++++ EXERCISE DATA ++++
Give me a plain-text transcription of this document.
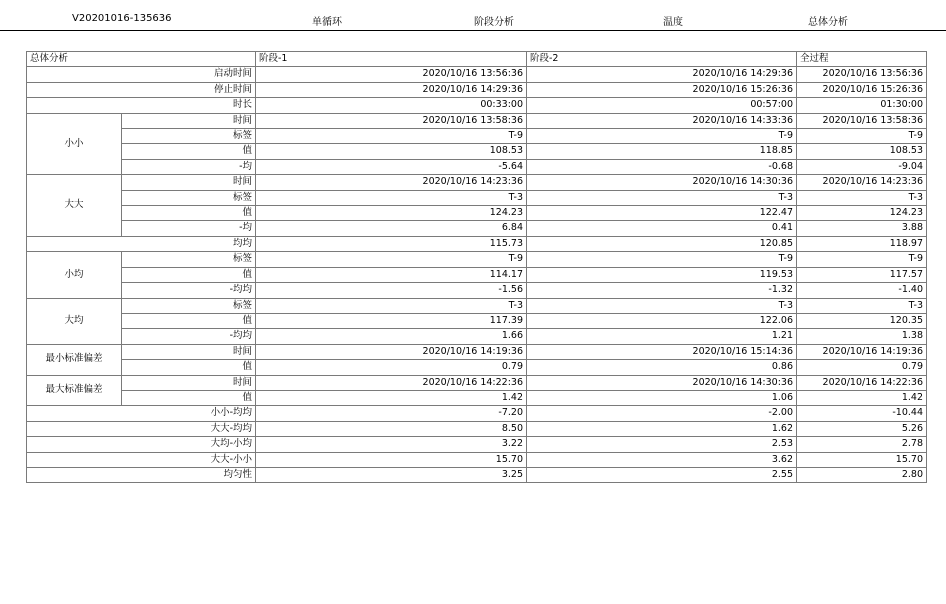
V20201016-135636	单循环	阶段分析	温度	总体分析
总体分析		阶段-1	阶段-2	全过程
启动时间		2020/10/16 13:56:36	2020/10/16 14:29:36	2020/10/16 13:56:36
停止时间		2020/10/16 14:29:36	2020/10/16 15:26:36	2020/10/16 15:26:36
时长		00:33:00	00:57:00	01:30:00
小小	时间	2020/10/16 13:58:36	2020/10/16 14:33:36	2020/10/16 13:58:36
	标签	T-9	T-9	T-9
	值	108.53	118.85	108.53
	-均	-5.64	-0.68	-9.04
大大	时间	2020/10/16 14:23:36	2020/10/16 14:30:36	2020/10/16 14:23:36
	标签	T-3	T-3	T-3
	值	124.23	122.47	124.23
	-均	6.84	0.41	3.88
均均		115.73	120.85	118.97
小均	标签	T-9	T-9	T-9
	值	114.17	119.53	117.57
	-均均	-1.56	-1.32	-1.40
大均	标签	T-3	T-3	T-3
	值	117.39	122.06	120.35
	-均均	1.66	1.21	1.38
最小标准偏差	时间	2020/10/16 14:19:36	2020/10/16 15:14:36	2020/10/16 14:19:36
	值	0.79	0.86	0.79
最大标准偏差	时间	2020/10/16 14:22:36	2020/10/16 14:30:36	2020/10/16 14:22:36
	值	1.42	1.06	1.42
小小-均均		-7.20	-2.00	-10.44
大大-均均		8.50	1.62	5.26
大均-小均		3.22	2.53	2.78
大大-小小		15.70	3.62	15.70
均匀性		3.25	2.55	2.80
++++
# TASK STATEMENT
Retype every entry verbatim and exclude the pictures from the copy.

# TASK RESPONSE
Give me a plain-text transcription of this document.
V20201016-135636	单循环	阶段分析	温度	总体分析
总体分析		阶段-1	阶段-2	全过程
启动时间		2020/10/16 13:56:36	2020/10/16 14:29:36	2020/10/16 13:56:36
停止时间		2020/10/16 14:29:36	2020/10/16 15:26:36	2020/10/16 15:26:36
时长		00:33:00	00:57:00	01:30:00
小小	时间	2020/10/16 13:58:36	2020/10/16 14:33:36	2020/10/16 13:58:36
	标签	T-9	T-9	T-9
	值	108.53	118.85	108.53
	-均	-5.64	-0.68	-9.04
大大	时间	2020/10/16 14:23:36	2020/10/16 14:30:36	2020/10/16 14:23:36
	标签	T-3	T-3	T-3
	值	124.23	122.47	124.23
	-均	6.84	0.41	3.88
均均		115.73	120.85	118.97
小均	标签	T-9	T-9	T-9
	值	114.17	119.53	117.57
	-均均	-1.56	-1.32	-1.40
大均	标签	T-3	T-3	T-3
	值	117.39	122.06	120.35
	-均均	1.66	1.21	1.38
最小标准偏差	时间	2020/10/16 14:19:36	2020/10/16 15:14:36	2020/10/16 14:19:36
	值	0.79	0.86	0.79
最大标准偏差	时间	2020/10/16 14:22:36	2020/10/16 14:30:36	2020/10/16 14:22:36
	值	1.42	1.06	1.42
小小-均均		-7.20	-2.00	-10.44
大大-均均		8.50	1.62	5.26
大均-小均		3.22	2.53	2.78
大大-小小		15.70	3.62	15.70
均匀性		3.25	2.55	2.80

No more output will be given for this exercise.